* [Task input]
_ _ _ _ _

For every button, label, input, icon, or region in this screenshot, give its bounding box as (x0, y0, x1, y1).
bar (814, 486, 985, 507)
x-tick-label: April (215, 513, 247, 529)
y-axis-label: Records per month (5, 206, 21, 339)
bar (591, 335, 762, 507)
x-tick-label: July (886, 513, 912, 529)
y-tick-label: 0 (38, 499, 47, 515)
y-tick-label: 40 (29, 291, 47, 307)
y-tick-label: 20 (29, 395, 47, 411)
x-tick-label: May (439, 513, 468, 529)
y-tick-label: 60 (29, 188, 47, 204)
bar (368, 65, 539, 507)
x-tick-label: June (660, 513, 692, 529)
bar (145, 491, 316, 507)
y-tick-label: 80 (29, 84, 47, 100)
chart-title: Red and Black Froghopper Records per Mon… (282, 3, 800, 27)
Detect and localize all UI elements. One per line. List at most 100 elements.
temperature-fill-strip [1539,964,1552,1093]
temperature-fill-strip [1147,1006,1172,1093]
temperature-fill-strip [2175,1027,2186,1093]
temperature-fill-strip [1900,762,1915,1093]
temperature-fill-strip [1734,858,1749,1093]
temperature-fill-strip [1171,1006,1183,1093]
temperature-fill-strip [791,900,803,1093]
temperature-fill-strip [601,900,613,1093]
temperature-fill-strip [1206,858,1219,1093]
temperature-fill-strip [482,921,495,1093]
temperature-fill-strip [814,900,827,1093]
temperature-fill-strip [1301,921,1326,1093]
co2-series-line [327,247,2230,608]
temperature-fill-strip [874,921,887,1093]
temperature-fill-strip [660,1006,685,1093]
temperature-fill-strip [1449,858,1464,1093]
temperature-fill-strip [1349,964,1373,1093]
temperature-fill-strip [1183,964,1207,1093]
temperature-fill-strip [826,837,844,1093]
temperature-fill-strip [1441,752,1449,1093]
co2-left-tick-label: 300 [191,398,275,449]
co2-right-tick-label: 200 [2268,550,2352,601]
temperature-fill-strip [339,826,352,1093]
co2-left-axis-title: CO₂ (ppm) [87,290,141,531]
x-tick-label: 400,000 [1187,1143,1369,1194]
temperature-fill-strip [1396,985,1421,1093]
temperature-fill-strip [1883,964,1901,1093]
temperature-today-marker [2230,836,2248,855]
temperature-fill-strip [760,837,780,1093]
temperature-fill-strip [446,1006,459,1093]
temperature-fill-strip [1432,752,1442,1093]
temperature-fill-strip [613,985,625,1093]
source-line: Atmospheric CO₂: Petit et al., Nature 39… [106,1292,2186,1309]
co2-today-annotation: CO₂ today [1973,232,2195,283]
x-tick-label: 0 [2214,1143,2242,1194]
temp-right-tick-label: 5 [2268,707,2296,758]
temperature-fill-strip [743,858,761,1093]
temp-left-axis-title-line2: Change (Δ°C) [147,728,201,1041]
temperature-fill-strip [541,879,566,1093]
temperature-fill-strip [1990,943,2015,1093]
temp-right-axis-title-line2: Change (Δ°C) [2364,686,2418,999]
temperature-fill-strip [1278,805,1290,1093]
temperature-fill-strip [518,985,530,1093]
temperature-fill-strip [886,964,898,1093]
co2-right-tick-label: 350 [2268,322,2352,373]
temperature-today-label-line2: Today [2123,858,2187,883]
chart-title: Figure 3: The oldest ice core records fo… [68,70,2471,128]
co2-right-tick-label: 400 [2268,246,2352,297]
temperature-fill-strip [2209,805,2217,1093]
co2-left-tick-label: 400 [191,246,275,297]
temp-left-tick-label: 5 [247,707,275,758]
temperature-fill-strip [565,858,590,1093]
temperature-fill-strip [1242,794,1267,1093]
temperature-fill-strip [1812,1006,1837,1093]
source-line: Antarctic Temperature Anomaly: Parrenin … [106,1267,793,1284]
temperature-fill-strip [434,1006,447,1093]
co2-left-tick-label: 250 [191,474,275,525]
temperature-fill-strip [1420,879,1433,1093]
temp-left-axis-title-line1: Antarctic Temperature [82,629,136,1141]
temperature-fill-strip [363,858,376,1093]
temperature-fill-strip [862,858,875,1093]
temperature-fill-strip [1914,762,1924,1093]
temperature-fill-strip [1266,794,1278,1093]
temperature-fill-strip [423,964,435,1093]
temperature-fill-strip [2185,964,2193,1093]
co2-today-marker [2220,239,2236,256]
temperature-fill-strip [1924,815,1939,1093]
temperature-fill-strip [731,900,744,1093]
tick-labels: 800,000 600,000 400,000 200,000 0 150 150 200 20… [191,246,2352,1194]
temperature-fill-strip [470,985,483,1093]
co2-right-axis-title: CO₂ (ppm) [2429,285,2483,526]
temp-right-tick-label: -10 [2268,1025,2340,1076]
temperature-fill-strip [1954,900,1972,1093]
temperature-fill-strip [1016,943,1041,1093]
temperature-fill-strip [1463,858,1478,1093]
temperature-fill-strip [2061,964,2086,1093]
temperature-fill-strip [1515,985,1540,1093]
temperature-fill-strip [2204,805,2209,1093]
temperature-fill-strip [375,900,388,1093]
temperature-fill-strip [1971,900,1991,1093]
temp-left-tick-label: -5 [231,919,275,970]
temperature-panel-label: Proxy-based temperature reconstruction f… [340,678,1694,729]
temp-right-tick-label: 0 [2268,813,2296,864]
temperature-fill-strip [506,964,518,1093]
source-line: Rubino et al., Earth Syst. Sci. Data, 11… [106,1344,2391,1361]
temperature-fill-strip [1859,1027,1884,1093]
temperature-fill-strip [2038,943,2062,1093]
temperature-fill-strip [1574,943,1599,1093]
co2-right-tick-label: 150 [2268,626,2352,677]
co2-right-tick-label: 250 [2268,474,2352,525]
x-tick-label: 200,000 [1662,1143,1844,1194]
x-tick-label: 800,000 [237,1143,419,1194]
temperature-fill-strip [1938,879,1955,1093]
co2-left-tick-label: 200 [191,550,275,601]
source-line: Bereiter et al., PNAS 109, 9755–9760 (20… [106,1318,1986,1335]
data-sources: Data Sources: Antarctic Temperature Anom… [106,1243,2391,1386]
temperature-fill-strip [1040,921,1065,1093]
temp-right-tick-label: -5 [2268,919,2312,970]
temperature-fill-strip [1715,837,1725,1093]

_ _ _ _ _

* [Aim of the task] Reproduce the full listing above word for word, keeping every line in the same order.

* [Written reply]
For every button, label, input, icon, or region in this screenshot, give its bounding box as (x0, y0, x1, y1).
bar (814, 486, 985, 507)
x-tick-label: April (215, 513, 247, 529)
y-axis-label: Records per month (5, 206, 21, 339)
bar (591, 335, 762, 507)
x-tick-label: July (886, 513, 912, 529)
y-tick-label: 0 (38, 499, 47, 515)
y-tick-label: 40 (29, 291, 47, 307)
y-tick-label: 20 (29, 395, 47, 411)
x-tick-label: May (439, 513, 468, 529)
y-tick-label: 60 (29, 188, 47, 204)
bar (368, 65, 539, 507)
x-tick-label: June (660, 513, 692, 529)
bar (145, 491, 316, 507)
y-tick-label: 80 (29, 84, 47, 100)
chart-title: Red and Black Froghopper Records per Mon… (282, 3, 800, 27)
Detect and localize all UI elements. One per line. List at most 100 elements.
temperature-fill-strip [1539,964,1552,1093]
temperature-fill-strip [1147,1006,1172,1093]
temperature-fill-strip [2175,1027,2186,1093]
temperature-fill-strip [1900,762,1915,1093]
temperature-fill-strip [1734,858,1749,1093]
temperature-fill-strip [1171,1006,1183,1093]
temperature-fill-strip [791,900,803,1093]
temperature-fill-strip [601,900,613,1093]
temperature-fill-strip [1206,858,1219,1093]
temperature-fill-strip [482,921,495,1093]
temperature-fill-strip [814,900,827,1093]
temperature-fill-strip [1301,921,1326,1093]
co2-series-line [327,247,2230,608]
temperature-fill-strip [874,921,887,1093]
temperature-fill-strip [660,1006,685,1093]
temperature-fill-strip [1449,858,1464,1093]
temperature-fill-strip [1349,964,1373,1093]
temperature-fill-strip [1183,964,1207,1093]
temperature-fill-strip [826,837,844,1093]
temperature-fill-strip [1441,752,1449,1093]
co2-left-tick-label: 300 [191,398,275,449]
co2-right-tick-label: 200 [2268,550,2352,601]
temperature-fill-strip [339,826,352,1093]
co2-left-axis-title: CO₂ (ppm) [87,290,141,531]
x-tick-label: 400,000 [1187,1143,1369,1194]
temperature-fill-strip [1396,985,1421,1093]
temperature-fill-strip [1883,964,1901,1093]
temperature-today-marker [2230,836,2248,855]
temperature-fill-strip [760,837,780,1093]
temperature-fill-strip [446,1006,459,1093]
temperature-fill-strip [1432,752,1442,1093]
temperature-fill-strip [613,985,625,1093]
source-line: Atmospheric CO₂: Petit et al., Nature 39… [106,1292,2186,1309]
co2-today-annotation: CO₂ today [1973,232,2195,283]
x-tick-label: 0 [2214,1143,2242,1194]
temp-right-tick-label: 5 [2268,707,2296,758]
temperature-fill-strip [743,858,761,1093]
temp-left-axis-title-line2: Change (Δ°C) [147,728,201,1041]
temperature-fill-strip [541,879,566,1093]
temperature-fill-strip [1990,943,2015,1093]
temp-right-axis-title-line2: Change (Δ°C) [2364,686,2418,999]
temperature-fill-strip [1278,805,1290,1093]
temperature-fill-strip [518,985,530,1093]
temperature-fill-strip [886,964,898,1093]
co2-right-tick-label: 350 [2268,322,2352,373]
temperature-today-label-line2: Today [2123,858,2187,883]
chart-title: Figure 3: The oldest ice core records fo… [68,70,2471,128]
co2-right-tick-label: 400 [2268,246,2352,297]
temperature-fill-strip [2209,805,2217,1093]
co2-left-tick-label: 400 [191,246,275,297]
temp-left-tick-label: 5 [247,707,275,758]
temperature-fill-strip [565,858,590,1093]
temperature-fill-strip [1242,794,1267,1093]
temperature-fill-strip [1812,1006,1837,1093]
source-line: Antarctic Temperature Anomaly: Parrenin … [106,1267,793,1284]
temperature-fill-strip [434,1006,447,1093]
co2-left-tick-label: 250 [191,474,275,525]
temperature-fill-strip [1420,879,1433,1093]
temp-left-axis-title-line1: Antarctic Temperature [82,629,136,1141]
temperature-fill-strip [363,858,376,1093]
temperature-fill-strip [862,858,875,1093]
temperature-fill-strip [1914,762,1924,1093]
temperature-fill-strip [1266,794,1278,1093]
temperature-fill-strip [423,964,435,1093]
temperature-fill-strip [2185,964,2193,1093]
co2-today-marker [2220,239,2236,256]
temperature-fill-strip [1924,815,1939,1093]
temperature-fill-strip [731,900,744,1093]
tick-labels: 800,000 600,000 400,000 200,000 0 150 150 200 20… [191,246,2352,1194]
temperature-fill-strip [470,985,483,1093]
co2-right-axis-title: CO₂ (ppm) [2429,285,2483,526]
temp-right-tick-label: -10 [2268,1025,2340,1076]
temperature-fill-strip [1954,900,1972,1093]
temperature-fill-strip [1016,943,1041,1093]
temperature-fill-strip [1463,858,1478,1093]
temperature-fill-strip [2061,964,2086,1093]
temperature-fill-strip [1515,985,1540,1093]
temperature-fill-strip [2204,805,2209,1093]
temperature-fill-strip [375,900,388,1093]
temperature-fill-strip [1971,900,1991,1093]
temp-left-tick-label: -5 [231,919,275,970]
temperature-panel-label: Proxy-based temperature reconstruction f… [340,678,1694,729]
temp-right-tick-label: 0 [2268,813,2296,864]
temperature-fill-strip [506,964,518,1093]
source-line: Rubino et al., Earth Syst. Sci. Data, 11… [106,1344,2391,1361]
temperature-fill-strip [1859,1027,1884,1093]
temperature-fill-strip [2038,943,2062,1093]
temperature-fill-strip [1574,943,1599,1093]
co2-right-tick-label: 150 [2268,626,2352,677]
co2-right-tick-label: 250 [2268,474,2352,525]
x-tick-label: 200,000 [1662,1143,1844,1194]
x-tick-label: 800,000 [237,1143,419,1194]
temperature-fill-strip [1938,879,1955,1093]
co2-left-tick-label: 200 [191,550,275,601]
source-line: Bereiter et al., PNAS 109, 9755–9760 (20… [106,1318,1986,1335]
data-sources: Data Sources: Antarctic Temperature Anom… [106,1243,2391,1386]
temperature-fill-strip [1040,921,1065,1093]
temp-right-tick-label: -5 [2268,919,2312,970]
temperature-fill-strip [1715,837,1725,1093]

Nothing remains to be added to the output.